* [Work instructions] Pull out every line in the data that has the string "JSON" in it.

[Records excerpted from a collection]
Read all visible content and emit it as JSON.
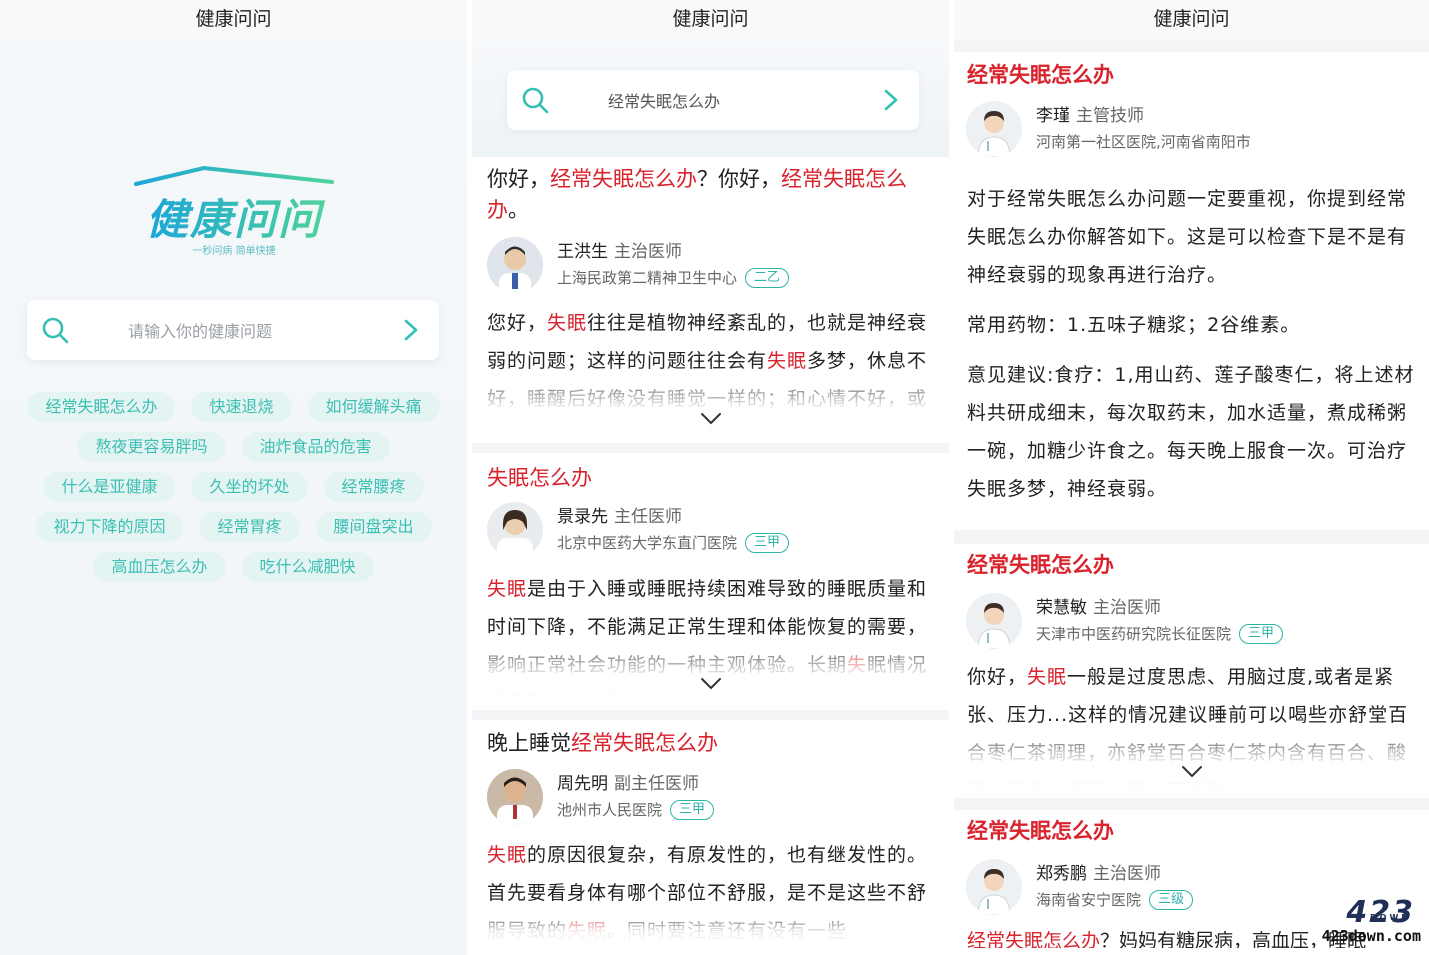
{
  "panel1": {
    "title": "健康问问",
    "logo_text": "健康问问",
    "logo_tagline": "一秒问病 简单快捷",
    "search_placeholder": "请输入你的健康问题",
    "tag_rows": [
      [
        "经常失眠怎么办",
        "快速退烧",
        "如何缓解头痛"
      ],
      [
        "熬夜更容易胖吗",
        "油炸食品的危害"
      ],
      [
        "什么是亚健康",
        "久坐的坏处",
        "经常腰疼"
      ],
      [
        "视力下降的原因",
        "经常胃疼",
        "腰间盘突出"
      ],
      [
        "高血压怎么办",
        "吃什么减肥快"
      ]
    ]
  },
  "panel2": {
    "title": "健康问问",
    "search_query": "经常失眠怎么办",
    "cards": [
      {
        "title_parts": [
          {
            "t": "你好，",
            "hl": false
          },
          {
            "t": "经常失眠怎么办",
            "hl": true
          },
          {
            "t": "？你好，",
            "hl": false
          },
          {
            "t": "经常失眠怎么办",
            "hl": true
          },
          {
            "t": "。",
            "hl": false
          }
        ],
        "doctor": "王洪生",
        "doctor_title": "主治医师",
        "hospital": "上海民政第二精神卫生中心",
        "badge": "二乙",
        "body_parts": [
          {
            "t": "您好，",
            "hl": false
          },
          {
            "t": "失眠",
            "hl": true
          },
          {
            "t": "往往是植物神经紊乱的，也就是神经衰弱的问题；这样的问题往往会有",
            "hl": false
          },
          {
            "t": "失眠",
            "hl": true
          },
          {
            "t": "多梦，休息不好，睡醒后好像没有睡觉一样的；和心情不好，或者比较着急有关系的，建议",
            "hl": false
          }
        ]
      },
      {
        "title_parts": [
          {
            "t": "失眠怎么办",
            "hl": true
          }
        ],
        "doctor": "景录先",
        "doctor_title": "主任医师",
        "hospital": "北京中医药大学东直门医院",
        "badge": "三甲",
        "body_parts": [
          {
            "t": "失眠",
            "hl": true
          },
          {
            "t": "是由于入睡或睡眠持续困难导致的睡眠质量和时间下降，不能满足正常生理和体能恢复的需要，影响正常社会功能的一种主观体验。长期",
            "hl": false
          },
          {
            "t": "失",
            "hl": true
          },
          {
            "t": "眠情况严重影响工作和身体健康，建议",
            "hl": false
          }
        ]
      },
      {
        "title_parts": [
          {
            "t": "晚上睡觉",
            "hl": false
          },
          {
            "t": "经常失眠怎么办",
            "hl": true
          }
        ],
        "doctor": "周先明",
        "doctor_title": "副主任医师",
        "hospital": "池州市人民医院",
        "badge": "三甲",
        "body_parts": [
          {
            "t": "失眠",
            "hl": true
          },
          {
            "t": "的原因很复杂，有原发性的，也有继发性的。首先要看身体有哪个部位不舒服，是不是这些不舒服导致的",
            "hl": false
          },
          {
            "t": "失眠",
            "hl": true
          },
          {
            "t": "。同时要注意还有没有一些",
            "hl": false
          }
        ]
      }
    ]
  },
  "panel3": {
    "title": "健康问问",
    "detail": {
      "title": "经常失眠怎么办",
      "doctor": "李瑾",
      "doctor_title": "主管技师",
      "hospital": "河南第一社区医院,河南省南阳市",
      "paragraphs": [
        "对于经常失眠怎么办问题一定要重视，你提到经常失眠怎么办你解答如下。这是可以检查下是不是有神经衰弱的现象再进行治疗。",
        "常用药物：1.五味子糖浆；2谷维素。",
        "意见建议:食疗：1,用山药、莲子酸枣仁，将上述材料共研成细末，每次取药末，加水适量，煮成稀粥一碗，加糖少许食之。每天晚上服食一次。可治疗失眠多梦，神经衰弱。"
      ]
    },
    "cards": [
      {
        "title": "经常失眠怎么办",
        "doctor": "荣慧敏",
        "doctor_title": "主治医师",
        "hospital": "天津市中医药研究院长征医院",
        "badge": "三甲",
        "body_parts": [
          {
            "t": "你好，",
            "hl": false
          },
          {
            "t": "失眠",
            "hl": true
          },
          {
            "t": "一般是过度思虑、用脑过度,或者是紧张、压力...这样的情况建议睡前可以喝些亦舒堂百合枣仁茶调理，亦舒堂百合枣仁茶内含有百合、酸枣、茯苓、莲子心等，可帮助",
            "hl": false
          }
        ]
      },
      {
        "title": "经常失眠怎么办",
        "doctor": "郑秀鹏",
        "doctor_title": "主治医师",
        "hospital": "海南省安宁医院",
        "badge": "三级",
        "snippet_parts": [
          {
            "t": "经常失眠怎么办",
            "hl": true
          },
          {
            "t": "？妈妈有糖尿病，高血压，睡眠",
            "hl": false
          }
        ]
      }
    ]
  },
  "watermark": {
    "main": "423",
    "sub": "DOWN",
    "site": "423down.com"
  }
}
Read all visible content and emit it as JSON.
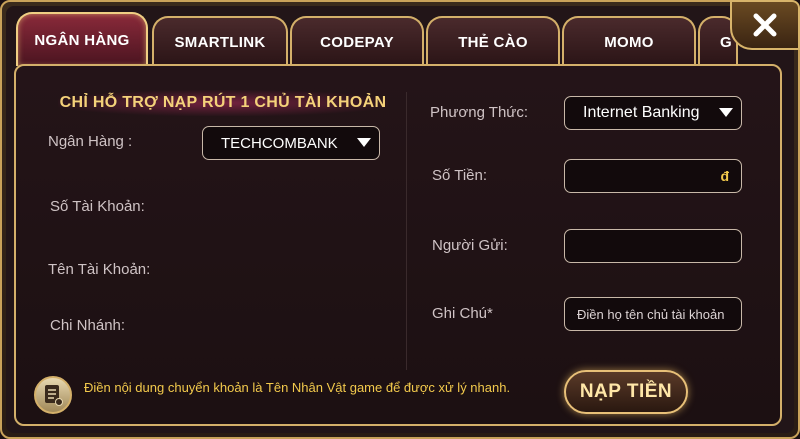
{
  "tabs": [
    {
      "label": "NGÂN HÀNG",
      "active": true
    },
    {
      "label": "SMARTLINK"
    },
    {
      "label": "CODEPAY"
    },
    {
      "label": "THẺ CÀO"
    },
    {
      "label": "MOMO"
    },
    {
      "label": "G"
    }
  ],
  "close_icon": "close-x-icon",
  "notice": "CHỈ HỖ TRỢ NẠP RÚT 1 CHỦ TÀI KHOẢN",
  "left": {
    "bank_label": "Ngân Hàng :",
    "bank_value": "TECHCOMBANK",
    "account_number_label": "Số Tài Khoản:",
    "account_name_label": "Tên Tài Khoản:",
    "branch_label": "Chi Nhánh:"
  },
  "right": {
    "method_label": "Phương Thức:",
    "method_value": "Internet Banking",
    "amount_label": "Số Tiền:",
    "amount_currency": "đ",
    "sender_label": "Người Gửi:",
    "note_label": "Ghi Chú*",
    "note_placeholder": "Điền họ tên chủ tài khoản"
  },
  "footer": {
    "info": "Điền nội dung chuyển khoản là Tên Nhân Vật game để được xử lý nhanh.",
    "submit_label": "NẠP TIỀN"
  },
  "colors": {
    "gold": "#d4b06a",
    "accent_text": "#f2c94c",
    "active_tab": "#8a2a3a"
  }
}
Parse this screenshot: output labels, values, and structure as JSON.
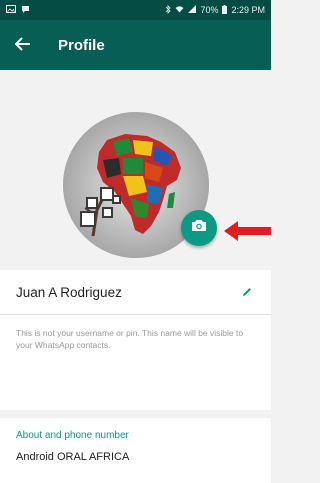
{
  "status_bar": {
    "left_icons": [
      "image-icon",
      "chat-icon"
    ],
    "right_text": "70%",
    "time": "2:29 PM"
  },
  "app_bar": {
    "title": "Profile",
    "back_icon": "back-arrow-icon",
    "color": "#075e54"
  },
  "profile": {
    "name": "Juan A Rodriguez",
    "helper": "This is not your username or pin. This name will be visible to your WhatsApp contacts.",
    "camera_icon": "camera-icon",
    "edit_icon": "pencil-icon"
  },
  "about": {
    "label": "About and phone number",
    "value": "Android ORAL AFRICA"
  },
  "colors": {
    "accent": "#0c9a85",
    "arrow": "#e01e1e"
  }
}
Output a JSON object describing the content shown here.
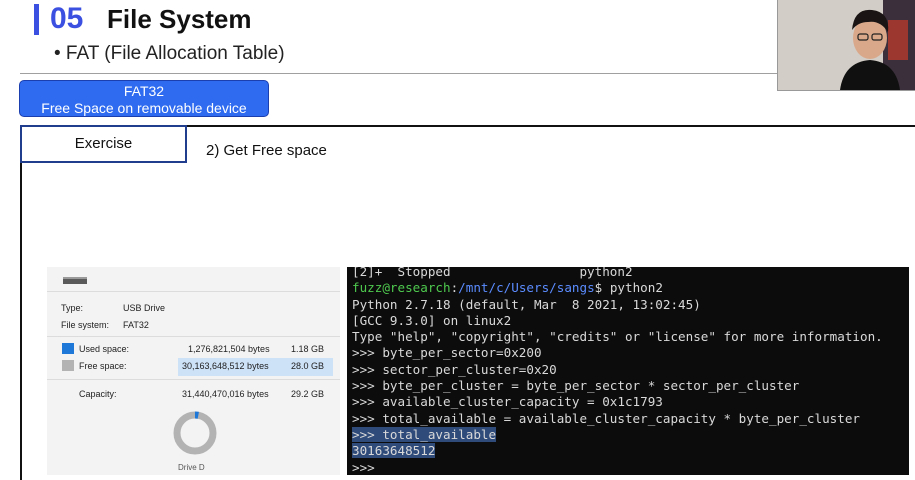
{
  "header": {
    "number": "05",
    "title": "File System",
    "subtitle": "• FAT (File Allocation Table)"
  },
  "badge": {
    "line1": "FAT32",
    "line2": "Free Space on removable device"
  },
  "exercise": {
    "label": "Exercise",
    "description": "2) Get Free space"
  },
  "properties": {
    "type_label": "Type:",
    "type_value": "USB Drive",
    "fs_label": "File system:",
    "fs_value": "FAT32",
    "used_label": "Used space:",
    "used_bytes": "1,276,821,504 bytes",
    "used_gb": "1.18 GB",
    "free_label": "Free space:",
    "free_bytes": "30,163,648,512 bytes",
    "free_gb": "28.0 GB",
    "capacity_label": "Capacity:",
    "capacity_bytes": "31,440,470,016 bytes",
    "capacity_gb": "29.2 GB",
    "used_color": "#1e78d7",
    "free_color": "#b3b3b3",
    "drive_label": "Drive D"
  },
  "terminal": {
    "line1": "[2]+  Stopped                 python2",
    "prompt_user": "fuzz@research",
    "prompt_sep": ":",
    "prompt_path": "/mnt/c/Users/sangs",
    "prompt_cmd": "$ python2",
    "line3": "Python 2.7.18 (default, Mar  8 2021, 13:02:45)",
    "line4": "[GCC 9.3.0] on linux2",
    "line5": "Type \"help\", \"copyright\", \"credits\" or \"license\" for more information.",
    "line6": ">>> byte_per_sector=0x200",
    "line7": ">>> sector_per_cluster=0x20",
    "line8": ">>> byte_per_cluster = byte_per_sector * sector_per_cluster",
    "line9": ">>> available_cluster_capacity = 0x1c1793",
    "line10": ">>> total_available = available_cluster_capacity * byte_per_cluster",
    "line11": ">>> total_available",
    "line12": "30163648512",
    "line13": ">>> "
  }
}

* [Answer to this exercise]
Read all visible content and emit it as JSON.
Read all visible content and emit it as JSON.
Parse this screenshot: output labels, values, and structure as JSON.
Output a JSON object describing the content shown here.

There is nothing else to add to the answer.